From the data that follows, copy every line holding the string "this".

Start of Material supplied

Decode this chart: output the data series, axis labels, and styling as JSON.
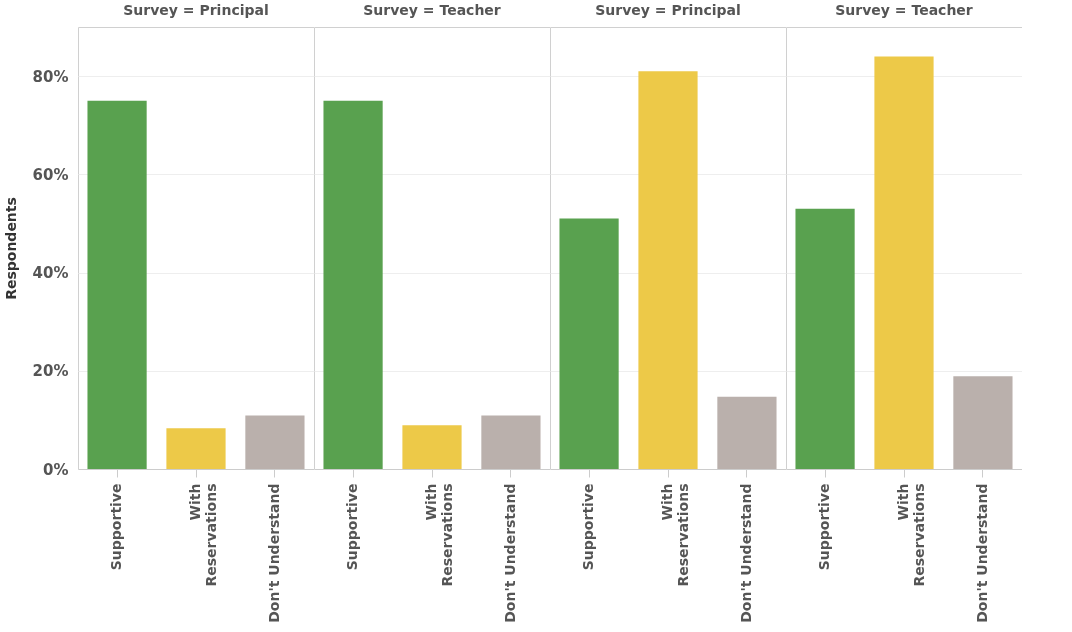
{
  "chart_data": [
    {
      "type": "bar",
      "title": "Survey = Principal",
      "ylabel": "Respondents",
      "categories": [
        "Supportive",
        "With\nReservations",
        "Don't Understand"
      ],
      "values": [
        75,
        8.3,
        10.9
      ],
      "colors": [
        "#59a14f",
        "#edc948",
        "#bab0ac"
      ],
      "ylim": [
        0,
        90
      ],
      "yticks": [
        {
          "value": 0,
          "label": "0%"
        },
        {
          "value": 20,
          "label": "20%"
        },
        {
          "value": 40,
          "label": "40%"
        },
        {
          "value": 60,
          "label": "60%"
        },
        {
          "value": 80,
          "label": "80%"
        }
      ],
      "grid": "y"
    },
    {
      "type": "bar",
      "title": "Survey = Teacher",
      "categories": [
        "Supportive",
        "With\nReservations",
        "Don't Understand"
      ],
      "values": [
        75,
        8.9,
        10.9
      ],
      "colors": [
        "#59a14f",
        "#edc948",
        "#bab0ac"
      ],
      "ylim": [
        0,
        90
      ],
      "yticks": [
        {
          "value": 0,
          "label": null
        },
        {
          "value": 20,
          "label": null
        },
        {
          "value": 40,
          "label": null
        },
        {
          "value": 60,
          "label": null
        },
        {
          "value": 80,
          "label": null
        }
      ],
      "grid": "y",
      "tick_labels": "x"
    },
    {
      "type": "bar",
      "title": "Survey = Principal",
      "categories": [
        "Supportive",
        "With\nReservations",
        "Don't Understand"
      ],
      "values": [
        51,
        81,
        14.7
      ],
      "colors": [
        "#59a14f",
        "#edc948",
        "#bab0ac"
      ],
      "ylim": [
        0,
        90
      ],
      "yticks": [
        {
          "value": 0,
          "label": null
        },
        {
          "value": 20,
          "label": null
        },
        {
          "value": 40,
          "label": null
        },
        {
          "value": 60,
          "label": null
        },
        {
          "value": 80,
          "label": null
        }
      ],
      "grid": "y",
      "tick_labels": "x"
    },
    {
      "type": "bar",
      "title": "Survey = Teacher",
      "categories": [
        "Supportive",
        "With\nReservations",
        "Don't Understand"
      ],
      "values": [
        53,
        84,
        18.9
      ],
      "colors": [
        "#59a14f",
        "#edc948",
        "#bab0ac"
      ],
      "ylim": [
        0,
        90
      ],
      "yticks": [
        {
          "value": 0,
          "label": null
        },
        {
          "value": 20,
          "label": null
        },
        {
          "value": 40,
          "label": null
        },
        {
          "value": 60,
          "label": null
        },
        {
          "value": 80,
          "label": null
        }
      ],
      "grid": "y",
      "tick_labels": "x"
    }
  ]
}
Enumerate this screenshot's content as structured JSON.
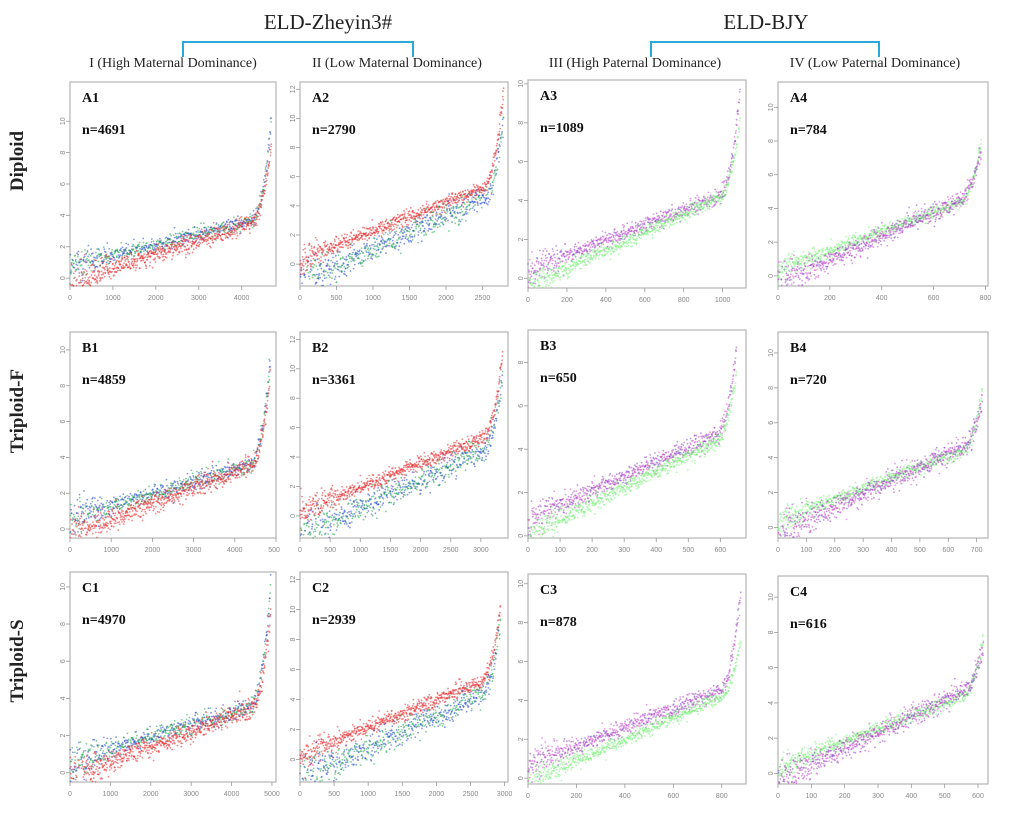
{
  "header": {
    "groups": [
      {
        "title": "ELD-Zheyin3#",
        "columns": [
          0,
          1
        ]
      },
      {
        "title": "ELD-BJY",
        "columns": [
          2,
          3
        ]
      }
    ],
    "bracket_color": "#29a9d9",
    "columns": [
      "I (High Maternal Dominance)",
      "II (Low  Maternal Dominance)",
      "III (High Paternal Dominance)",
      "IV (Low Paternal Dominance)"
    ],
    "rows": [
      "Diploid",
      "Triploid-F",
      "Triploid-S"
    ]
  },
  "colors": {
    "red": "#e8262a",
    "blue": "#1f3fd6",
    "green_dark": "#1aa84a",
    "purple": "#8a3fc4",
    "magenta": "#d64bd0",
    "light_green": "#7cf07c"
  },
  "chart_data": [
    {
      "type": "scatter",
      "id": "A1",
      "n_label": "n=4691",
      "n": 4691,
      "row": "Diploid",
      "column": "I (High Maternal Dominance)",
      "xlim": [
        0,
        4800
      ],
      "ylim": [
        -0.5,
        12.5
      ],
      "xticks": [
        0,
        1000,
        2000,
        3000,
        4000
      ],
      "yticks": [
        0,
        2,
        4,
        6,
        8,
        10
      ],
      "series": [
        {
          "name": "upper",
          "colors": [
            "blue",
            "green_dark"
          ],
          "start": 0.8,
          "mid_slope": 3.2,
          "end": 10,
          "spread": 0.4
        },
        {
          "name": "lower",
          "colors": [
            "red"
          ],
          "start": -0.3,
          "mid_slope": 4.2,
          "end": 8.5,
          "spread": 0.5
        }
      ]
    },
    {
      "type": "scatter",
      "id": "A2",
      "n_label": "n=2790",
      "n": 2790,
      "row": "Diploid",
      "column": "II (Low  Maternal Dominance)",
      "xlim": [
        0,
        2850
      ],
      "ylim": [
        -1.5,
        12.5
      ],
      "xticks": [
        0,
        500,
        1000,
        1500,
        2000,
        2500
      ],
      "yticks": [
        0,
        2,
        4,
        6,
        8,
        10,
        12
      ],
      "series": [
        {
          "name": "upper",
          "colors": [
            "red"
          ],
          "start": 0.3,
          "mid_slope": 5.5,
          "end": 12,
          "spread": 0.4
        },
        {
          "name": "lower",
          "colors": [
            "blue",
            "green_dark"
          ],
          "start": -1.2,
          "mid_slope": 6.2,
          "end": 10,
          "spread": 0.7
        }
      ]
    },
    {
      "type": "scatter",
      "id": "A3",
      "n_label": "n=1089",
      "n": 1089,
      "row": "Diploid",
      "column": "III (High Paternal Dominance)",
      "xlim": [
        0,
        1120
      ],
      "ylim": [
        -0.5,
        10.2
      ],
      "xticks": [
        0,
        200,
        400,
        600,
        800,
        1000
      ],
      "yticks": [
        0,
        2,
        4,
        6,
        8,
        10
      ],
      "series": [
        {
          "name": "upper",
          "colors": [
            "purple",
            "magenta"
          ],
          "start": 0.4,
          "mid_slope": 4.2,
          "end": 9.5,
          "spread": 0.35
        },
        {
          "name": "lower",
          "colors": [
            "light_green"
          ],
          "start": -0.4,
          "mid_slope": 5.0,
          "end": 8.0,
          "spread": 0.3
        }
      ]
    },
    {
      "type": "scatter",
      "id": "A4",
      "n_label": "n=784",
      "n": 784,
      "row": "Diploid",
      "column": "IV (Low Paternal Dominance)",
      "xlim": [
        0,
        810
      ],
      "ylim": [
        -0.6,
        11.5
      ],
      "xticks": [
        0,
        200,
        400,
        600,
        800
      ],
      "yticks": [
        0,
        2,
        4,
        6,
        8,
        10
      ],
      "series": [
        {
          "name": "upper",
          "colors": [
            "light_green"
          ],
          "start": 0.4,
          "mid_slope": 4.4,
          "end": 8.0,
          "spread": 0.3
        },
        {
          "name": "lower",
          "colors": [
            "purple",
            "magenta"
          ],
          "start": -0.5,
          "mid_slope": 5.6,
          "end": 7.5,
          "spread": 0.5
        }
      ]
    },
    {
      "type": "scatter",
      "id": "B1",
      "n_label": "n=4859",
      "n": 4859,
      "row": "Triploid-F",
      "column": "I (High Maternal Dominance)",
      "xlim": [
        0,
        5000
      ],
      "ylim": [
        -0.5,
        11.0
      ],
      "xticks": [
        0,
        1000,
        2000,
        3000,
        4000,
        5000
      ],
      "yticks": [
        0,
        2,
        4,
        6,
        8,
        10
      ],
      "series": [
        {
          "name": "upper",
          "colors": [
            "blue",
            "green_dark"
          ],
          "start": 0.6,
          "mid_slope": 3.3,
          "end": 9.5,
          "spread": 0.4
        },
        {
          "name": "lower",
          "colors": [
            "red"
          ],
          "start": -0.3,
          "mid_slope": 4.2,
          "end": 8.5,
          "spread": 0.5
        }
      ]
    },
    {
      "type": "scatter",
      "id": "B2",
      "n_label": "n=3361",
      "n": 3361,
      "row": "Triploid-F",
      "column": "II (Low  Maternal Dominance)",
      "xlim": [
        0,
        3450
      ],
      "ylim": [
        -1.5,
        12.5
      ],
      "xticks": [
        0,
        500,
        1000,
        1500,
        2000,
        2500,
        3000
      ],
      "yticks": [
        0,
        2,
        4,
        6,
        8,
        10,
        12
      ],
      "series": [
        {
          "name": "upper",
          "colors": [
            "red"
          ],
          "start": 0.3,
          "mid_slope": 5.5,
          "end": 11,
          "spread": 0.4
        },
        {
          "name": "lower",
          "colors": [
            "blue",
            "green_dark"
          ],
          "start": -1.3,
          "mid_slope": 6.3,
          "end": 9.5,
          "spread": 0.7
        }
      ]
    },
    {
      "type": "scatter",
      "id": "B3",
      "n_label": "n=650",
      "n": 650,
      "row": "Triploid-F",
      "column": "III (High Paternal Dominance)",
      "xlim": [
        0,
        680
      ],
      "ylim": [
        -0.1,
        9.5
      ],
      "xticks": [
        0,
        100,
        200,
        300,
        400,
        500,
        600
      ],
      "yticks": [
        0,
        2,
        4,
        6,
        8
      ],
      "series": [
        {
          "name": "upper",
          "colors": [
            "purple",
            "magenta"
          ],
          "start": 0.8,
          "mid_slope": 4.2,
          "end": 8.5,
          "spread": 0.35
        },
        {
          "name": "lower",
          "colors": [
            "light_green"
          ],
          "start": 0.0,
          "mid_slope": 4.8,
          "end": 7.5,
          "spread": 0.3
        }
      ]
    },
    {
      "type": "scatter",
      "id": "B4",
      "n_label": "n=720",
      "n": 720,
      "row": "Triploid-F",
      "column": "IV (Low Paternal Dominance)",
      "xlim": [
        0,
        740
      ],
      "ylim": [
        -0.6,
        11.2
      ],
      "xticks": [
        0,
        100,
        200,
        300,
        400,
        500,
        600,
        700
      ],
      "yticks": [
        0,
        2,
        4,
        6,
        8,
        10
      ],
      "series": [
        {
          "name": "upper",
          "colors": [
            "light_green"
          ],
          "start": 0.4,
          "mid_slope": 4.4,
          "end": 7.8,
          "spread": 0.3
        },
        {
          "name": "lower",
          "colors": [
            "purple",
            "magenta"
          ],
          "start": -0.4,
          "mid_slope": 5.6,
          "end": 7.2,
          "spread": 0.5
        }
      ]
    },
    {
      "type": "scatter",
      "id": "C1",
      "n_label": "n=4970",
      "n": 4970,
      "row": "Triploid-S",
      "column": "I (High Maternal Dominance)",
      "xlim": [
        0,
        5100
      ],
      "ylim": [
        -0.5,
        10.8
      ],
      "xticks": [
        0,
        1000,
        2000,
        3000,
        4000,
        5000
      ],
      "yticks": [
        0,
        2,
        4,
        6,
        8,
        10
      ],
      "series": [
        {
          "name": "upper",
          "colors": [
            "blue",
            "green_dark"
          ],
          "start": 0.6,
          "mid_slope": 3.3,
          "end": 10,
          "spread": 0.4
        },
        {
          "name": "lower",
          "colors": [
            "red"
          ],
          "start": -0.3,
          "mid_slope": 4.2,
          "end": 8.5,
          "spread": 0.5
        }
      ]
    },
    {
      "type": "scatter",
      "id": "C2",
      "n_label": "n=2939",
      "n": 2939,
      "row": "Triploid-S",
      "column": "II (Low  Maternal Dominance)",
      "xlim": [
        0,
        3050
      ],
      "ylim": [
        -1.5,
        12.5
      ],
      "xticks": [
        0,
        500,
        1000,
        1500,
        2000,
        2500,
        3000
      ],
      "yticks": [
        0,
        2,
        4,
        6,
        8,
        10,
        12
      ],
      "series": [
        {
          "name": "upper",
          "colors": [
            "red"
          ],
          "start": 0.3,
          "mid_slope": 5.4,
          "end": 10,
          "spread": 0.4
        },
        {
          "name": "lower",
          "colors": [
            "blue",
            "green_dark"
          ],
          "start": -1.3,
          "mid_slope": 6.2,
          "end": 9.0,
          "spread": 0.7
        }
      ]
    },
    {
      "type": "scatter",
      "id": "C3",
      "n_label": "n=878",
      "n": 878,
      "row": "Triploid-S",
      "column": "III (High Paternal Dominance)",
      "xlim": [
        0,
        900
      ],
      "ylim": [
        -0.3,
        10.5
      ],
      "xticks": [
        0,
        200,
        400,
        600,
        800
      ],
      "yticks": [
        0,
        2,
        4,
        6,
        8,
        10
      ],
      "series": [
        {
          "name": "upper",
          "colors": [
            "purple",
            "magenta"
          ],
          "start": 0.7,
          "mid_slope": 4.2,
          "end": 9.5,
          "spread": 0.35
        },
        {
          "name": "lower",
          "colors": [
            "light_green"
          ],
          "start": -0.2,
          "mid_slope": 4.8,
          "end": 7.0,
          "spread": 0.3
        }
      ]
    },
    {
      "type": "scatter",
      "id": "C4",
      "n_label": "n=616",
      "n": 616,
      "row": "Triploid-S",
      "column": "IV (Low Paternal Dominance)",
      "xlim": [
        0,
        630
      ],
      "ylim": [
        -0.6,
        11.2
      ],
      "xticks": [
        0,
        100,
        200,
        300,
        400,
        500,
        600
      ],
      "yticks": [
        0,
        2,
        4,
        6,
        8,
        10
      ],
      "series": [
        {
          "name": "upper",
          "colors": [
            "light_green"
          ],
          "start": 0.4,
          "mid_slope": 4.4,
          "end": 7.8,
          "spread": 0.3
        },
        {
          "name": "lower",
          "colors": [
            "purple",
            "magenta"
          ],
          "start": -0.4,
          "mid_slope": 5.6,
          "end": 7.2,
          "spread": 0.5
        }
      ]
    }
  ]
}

End of Material supplied

> _Final result_
Decode this chart: output the data series, axis labels, and styling as JSON.
Enumerate this screenshot's content as structured JSON.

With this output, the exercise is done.